Copy every record below exactly as written, but leave out the pictures.

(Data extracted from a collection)
§

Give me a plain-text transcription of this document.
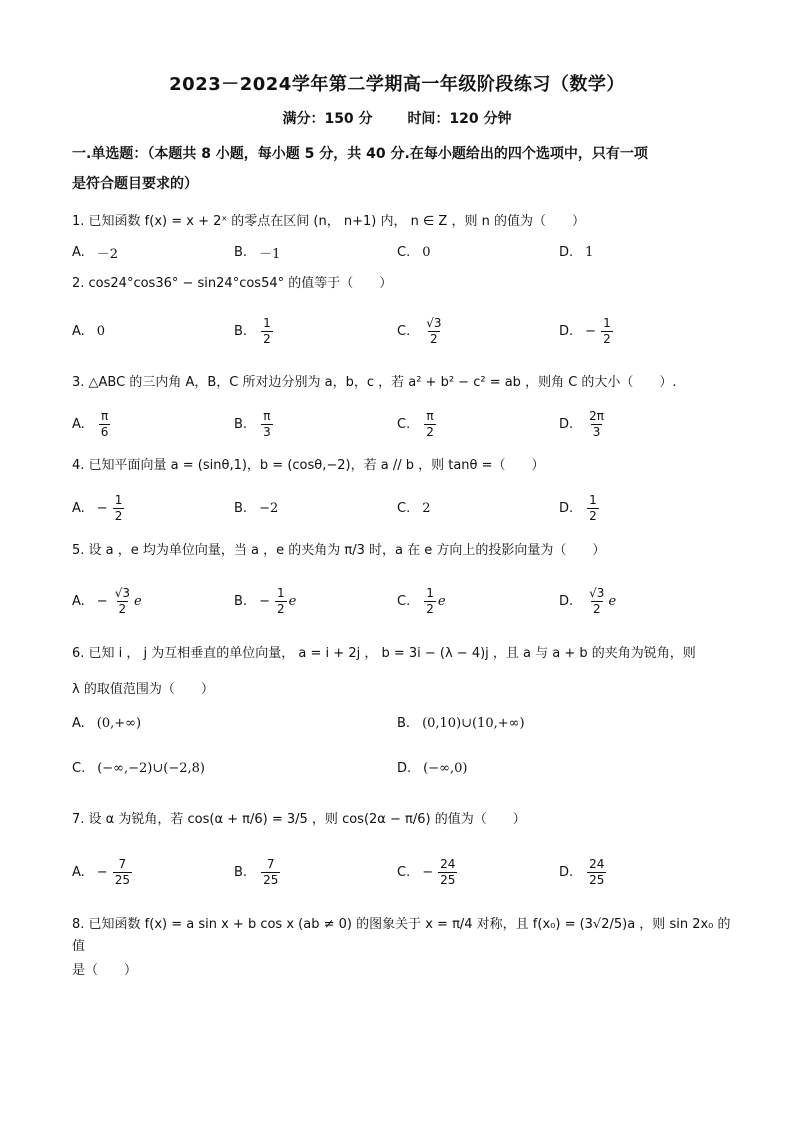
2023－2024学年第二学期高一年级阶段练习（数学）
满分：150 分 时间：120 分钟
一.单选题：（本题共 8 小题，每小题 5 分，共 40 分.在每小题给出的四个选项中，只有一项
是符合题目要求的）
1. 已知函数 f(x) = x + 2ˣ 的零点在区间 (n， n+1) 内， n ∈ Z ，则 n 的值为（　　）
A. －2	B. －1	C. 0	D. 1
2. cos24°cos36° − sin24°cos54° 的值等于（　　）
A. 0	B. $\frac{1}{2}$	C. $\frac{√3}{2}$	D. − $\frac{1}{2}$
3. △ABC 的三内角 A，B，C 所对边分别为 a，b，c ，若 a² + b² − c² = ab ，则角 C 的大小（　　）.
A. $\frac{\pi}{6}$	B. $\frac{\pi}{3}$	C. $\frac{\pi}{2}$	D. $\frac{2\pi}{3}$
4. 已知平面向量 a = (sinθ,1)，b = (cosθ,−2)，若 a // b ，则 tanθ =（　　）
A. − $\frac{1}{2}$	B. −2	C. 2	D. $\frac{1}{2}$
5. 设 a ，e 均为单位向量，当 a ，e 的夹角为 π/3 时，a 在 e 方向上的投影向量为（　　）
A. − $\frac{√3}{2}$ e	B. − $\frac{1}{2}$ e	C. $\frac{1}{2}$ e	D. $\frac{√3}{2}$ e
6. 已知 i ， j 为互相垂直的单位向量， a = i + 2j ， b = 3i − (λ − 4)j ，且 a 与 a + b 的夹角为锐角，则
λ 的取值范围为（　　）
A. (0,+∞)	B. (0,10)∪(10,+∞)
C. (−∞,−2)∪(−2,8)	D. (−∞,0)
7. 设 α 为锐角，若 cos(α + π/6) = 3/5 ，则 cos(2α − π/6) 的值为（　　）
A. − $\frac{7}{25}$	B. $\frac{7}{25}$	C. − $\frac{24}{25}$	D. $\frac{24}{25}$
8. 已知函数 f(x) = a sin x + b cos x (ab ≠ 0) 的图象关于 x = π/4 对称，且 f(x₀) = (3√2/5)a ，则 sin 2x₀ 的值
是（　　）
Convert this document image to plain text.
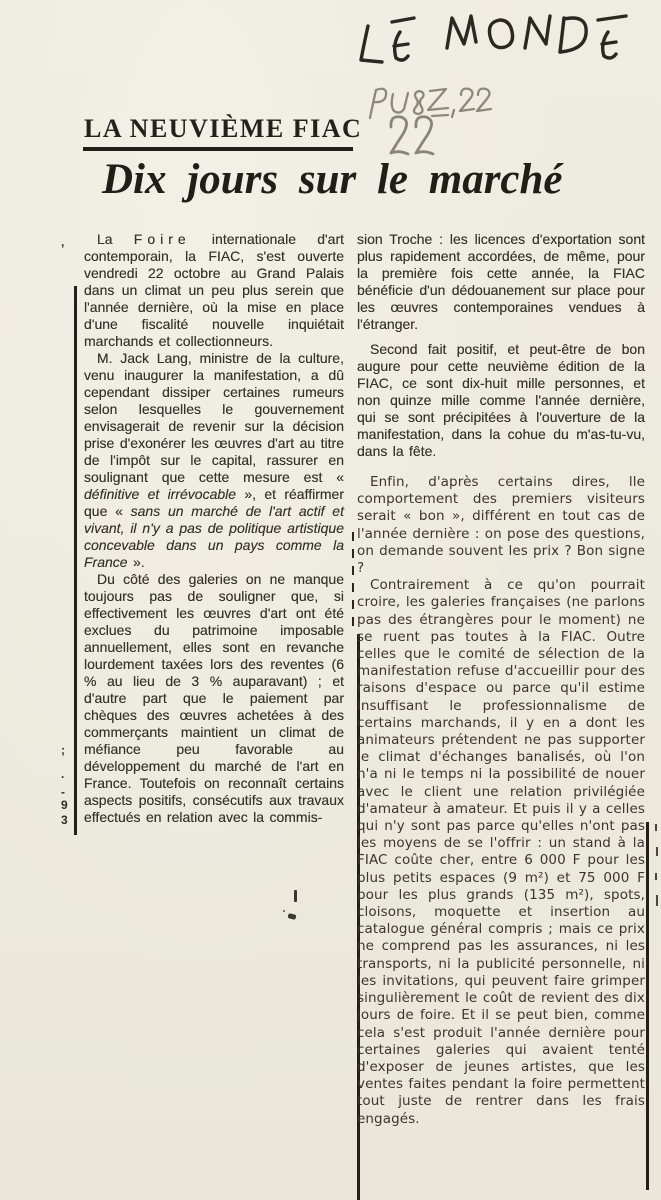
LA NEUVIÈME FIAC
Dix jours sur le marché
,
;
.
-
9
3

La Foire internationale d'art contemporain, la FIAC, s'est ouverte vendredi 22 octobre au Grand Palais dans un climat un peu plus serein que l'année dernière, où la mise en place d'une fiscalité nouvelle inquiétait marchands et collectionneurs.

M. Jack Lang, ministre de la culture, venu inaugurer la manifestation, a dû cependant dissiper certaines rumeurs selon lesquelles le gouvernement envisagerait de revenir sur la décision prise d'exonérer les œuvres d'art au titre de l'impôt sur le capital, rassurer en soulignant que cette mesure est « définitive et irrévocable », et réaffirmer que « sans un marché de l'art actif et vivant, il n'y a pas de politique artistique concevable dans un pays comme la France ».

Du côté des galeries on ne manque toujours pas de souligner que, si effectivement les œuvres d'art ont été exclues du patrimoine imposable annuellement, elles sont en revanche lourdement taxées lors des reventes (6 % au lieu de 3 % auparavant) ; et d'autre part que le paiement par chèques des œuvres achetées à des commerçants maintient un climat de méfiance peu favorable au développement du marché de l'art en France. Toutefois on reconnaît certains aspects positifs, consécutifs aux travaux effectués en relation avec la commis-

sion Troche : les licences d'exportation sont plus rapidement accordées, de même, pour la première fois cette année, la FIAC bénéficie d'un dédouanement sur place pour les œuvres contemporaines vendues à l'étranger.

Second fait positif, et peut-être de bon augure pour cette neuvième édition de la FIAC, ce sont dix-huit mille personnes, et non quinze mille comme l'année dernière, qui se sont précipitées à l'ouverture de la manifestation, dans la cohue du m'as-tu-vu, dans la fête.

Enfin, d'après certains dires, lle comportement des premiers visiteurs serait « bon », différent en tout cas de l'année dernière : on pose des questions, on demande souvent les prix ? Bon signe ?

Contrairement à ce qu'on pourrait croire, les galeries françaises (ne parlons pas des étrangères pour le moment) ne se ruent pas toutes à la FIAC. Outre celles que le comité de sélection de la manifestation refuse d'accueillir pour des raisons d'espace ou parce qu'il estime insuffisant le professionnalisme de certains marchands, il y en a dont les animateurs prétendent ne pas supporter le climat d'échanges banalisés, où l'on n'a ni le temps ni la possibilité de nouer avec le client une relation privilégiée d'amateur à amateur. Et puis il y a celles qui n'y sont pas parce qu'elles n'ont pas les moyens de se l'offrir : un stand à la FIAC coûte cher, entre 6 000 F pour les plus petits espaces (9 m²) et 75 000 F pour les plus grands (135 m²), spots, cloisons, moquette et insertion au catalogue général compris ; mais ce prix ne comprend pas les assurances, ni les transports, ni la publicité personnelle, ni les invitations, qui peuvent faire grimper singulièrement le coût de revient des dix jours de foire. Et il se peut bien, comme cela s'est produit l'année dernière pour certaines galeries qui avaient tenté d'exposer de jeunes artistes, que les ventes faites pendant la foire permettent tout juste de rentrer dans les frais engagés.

§

- [Answer to this problem]:
Give me a plain-text transcription of this document.
2023－2024学年第二学期高一年级阶段练习（数学）
满分：150 分 时间：120 分钟
一.单选题：（本题共 8 小题，每小题 5 分，共 40 分.在每小题给出的四个选项中，只有一项
是符合题目要求的）
1. 已知函数 f(x) = x + 2ˣ 的零点在区间 (n， n+1) 内， n ∈ Z ，则 n 的值为（　　）
A. －2	B. －1	C. 0	D. 1
2. cos24°cos36° − sin24°cos54° 的值等于（　　）
A. 0	B. $\frac{1}{2}$	C. $\frac{√3}{2}$	D. − $\frac{1}{2}$
3. △ABC 的三内角 A，B，C 所对边分别为 a，b，c ，若 a² + b² − c² = ab ，则角 C 的大小（　　）.
A. $\frac{\pi}{6}$	B. $\frac{\pi}{3}$	C. $\frac{\pi}{2}$	D. $\frac{2\pi}{3}$
4. 已知平面向量 a = (sinθ,1)，b = (cosθ,−2)，若 a // b ，则 tanθ =（　　）
A. − $\frac{1}{2}$	B. −2	C. 2	D. $\frac{1}{2}$
5. 设 a ，e 均为单位向量，当 a ，e 的夹角为 π/3 时，a 在 e 方向上的投影向量为（　　）
A. − $\frac{√3}{2}$ e	B. − $\frac{1}{2}$ e	C. $\frac{1}{2}$ e	D. $\frac{√3}{2}$ e
6. 已知 i ， j 为互相垂直的单位向量， a = i + 2j ， b = 3i − (λ − 4)j ，且 a 与 a + b 的夹角为锐角，则
λ 的取值范围为（　　）
A. (0,+∞)	B. (0,10)∪(10,+∞)
C. (−∞,−2)∪(−2,8)	D. (−∞,0)
7. 设 α 为锐角，若 cos(α + π/6) = 3/5 ，则 cos(2α − π/6) 的值为（　　）
A. − $\frac{7}{25}$	B. $\frac{7}{25}$	C. − $\frac{24}{25}$	D. $\frac{24}{25}$
8. 已知函数 f(x) = a sin x + b cos x (ab ≠ 0) 的图象关于 x = π/4 对称，且 f(x₀) = (3√2/5)a ，则 sin 2x₀ 的值
是（　　）
Convert this document image to plain text.
LA NEUVIÈME FIAC
Dix jours sur le marché
,
;
.
-
9
3

La Foire internationale d'art contemporain, la FIAC, s'est ouverte vendredi 22 octobre au Grand Palais dans un climat un peu plus serein que l'année dernière, où la mise en place d'une fiscalité nouvelle inquiétait marchands et collectionneurs.

M. Jack Lang, ministre de la culture, venu inaugurer la manifestation, a dû cependant dissiper certaines rumeurs selon lesquelles le gouvernement envisagerait de revenir sur la décision prise d'exonérer les œuvres d'art au titre de l'impôt sur le capital, rassurer en soulignant que cette mesure est « définitive et irrévocable », et réaffirmer que « sans un marché de l'art actif et vivant, il n'y a pas de politique artistique concevable dans un pays comme la France ».

Du côté des galeries on ne manque toujours pas de souligner que, si effectivement les œuvres d'art ont été exclues du patrimoine imposable annuellement, elles sont en revanche lourdement taxées lors des reventes (6 % au lieu de 3 % auparavant) ; et d'autre part que le paiement par chèques des œuvres achetées à des commerçants maintient un climat de méfiance peu favorable au développement du marché de l'art en France. Toutefois on reconnaît certains aspects positifs, consécutifs aux travaux effectués en relation avec la commis-

sion Troche : les licences d'exportation sont plus rapidement accordées, de même, pour la première fois cette année, la FIAC bénéficie d'un dédouanement sur place pour les œuvres contemporaines vendues à l'étranger.

Second fait positif, et peut-être de bon augure pour cette neuvième édition de la FIAC, ce sont dix-huit mille personnes, et non quinze mille comme l'année dernière, qui se sont précipitées à l'ouverture de la manifestation, dans la cohue du m'as-tu-vu, dans la fête.

Enfin, d'après certains dires, lle comportement des premiers visiteurs serait « bon », différent en tout cas de l'année dernière : on pose des questions, on demande souvent les prix ? Bon signe ?

Contrairement à ce qu'on pourrait croire, les galeries françaises (ne parlons pas des étrangères pour le moment) ne se ruent pas toutes à la FIAC. Outre celles que le comité de sélection de la manifestation refuse d'accueillir pour des raisons d'espace ou parce qu'il estime insuffisant le professionnalisme de certains marchands, il y en a dont les animateurs prétendent ne pas supporter le climat d'échanges banalisés, où l'on n'a ni le temps ni la possibilité de nouer avec le client une relation privilégiée d'amateur à amateur. Et puis il y a celles qui n'y sont pas parce qu'elles n'ont pas les moyens de se l'offrir : un stand à la FIAC coûte cher, entre 6 000 F pour les plus petits espaces (9 m²) et 75 000 F pour les plus grands (135 m²), spots, cloisons, moquette et insertion au catalogue général compris ; mais ce prix ne comprend pas les assurances, ni les transports, ni la publicité personnelle, ni les invitations, qui peuvent faire grimper singulièrement le coût de revient des dix jours de foire. Et il se peut bien, comme cela s'est produit l'année dernière pour certaines galeries qui avaient tenté d'exposer de jeunes artistes, que les ventes faites pendant la foire permettent tout juste de rentrer dans les frais engagés.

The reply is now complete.